## Written problem
In the listing below, locate the lines that hold "label" and copy them.

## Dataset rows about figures
— Begin —

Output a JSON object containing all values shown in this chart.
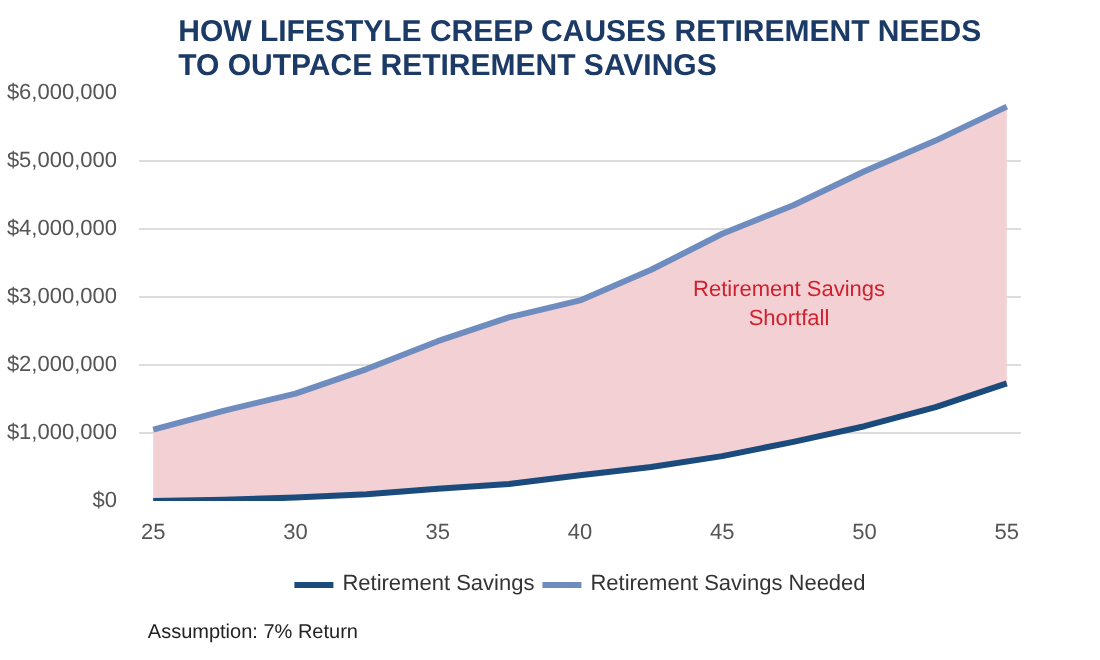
{
  "chart_data": {
    "type": "line",
    "title": "HOW LIFESTYLE CREEP CAUSES RETIREMENT NEEDS\nTO OUTPACE RETIREMENT SAVINGS",
    "x": [
      25,
      27.5,
      30,
      32.5,
      35,
      37.5,
      40,
      42.5,
      45,
      47.5,
      50,
      52.5,
      55
    ],
    "series": [
      {
        "name": "Retirement Savings",
        "color": "#1b4a7d",
        "values": [
          0,
          20000,
          50000,
          100000,
          180000,
          250000,
          380000,
          500000,
          660000,
          870000,
          1100000,
          1380000,
          1730000
        ]
      },
      {
        "name": "Retirement Savings Needed",
        "color": "#6f8cbf",
        "values": [
          1050000,
          1330000,
          1580000,
          1940000,
          2350000,
          2700000,
          2950000,
          3400000,
          3930000,
          4350000,
          4850000,
          5300000,
          5800000
        ],
        "lower": [
          0,
          20000,
          50000,
          100000,
          180000,
          250000,
          380000,
          500000,
          660000,
          870000,
          1100000,
          1380000,
          1730000
        ],
        "upper": [
          1050000,
          1330000,
          1580000,
          1940000,
          2350000,
          2700000,
          2950000,
          3400000,
          3930000,
          4350000,
          4850000,
          5300000,
          5800000
        ]
      }
    ],
    "xlim": [
      24.5,
      55.5
    ],
    "xticks": [
      25,
      30,
      35,
      40,
      45,
      50,
      55
    ],
    "ylim": [
      0,
      6000000
    ],
    "yticks": [
      {
        "value": 0,
        "label": "$0"
      },
      {
        "value": 1000000,
        "label": "$1,000,000"
      },
      {
        "value": 2000000,
        "label": "$2,000,000"
      },
      {
        "value": 3000000,
        "label": "$3,000,000"
      },
      {
        "value": 4000000,
        "label": "$4,000,000"
      },
      {
        "value": 5000000,
        "label": "$5,000,000"
      },
      {
        "value": 6000000,
        "label": "$6,000,000"
      }
    ],
    "grid": "y",
    "legend": "bottom",
    "annotations": [
      "Retirement Savings\nShortfall",
      "Assumption: 7% Return"
    ]
  }
}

— End —

## Exercise result
        "label": "$0"
        "label": "$1,000,000"
        "label": "$2,000,000"
        "label": "$3,000,000"
        "label": "$4,000,000"
        "label": "$5,000,000"
        "label": "$6,000,000"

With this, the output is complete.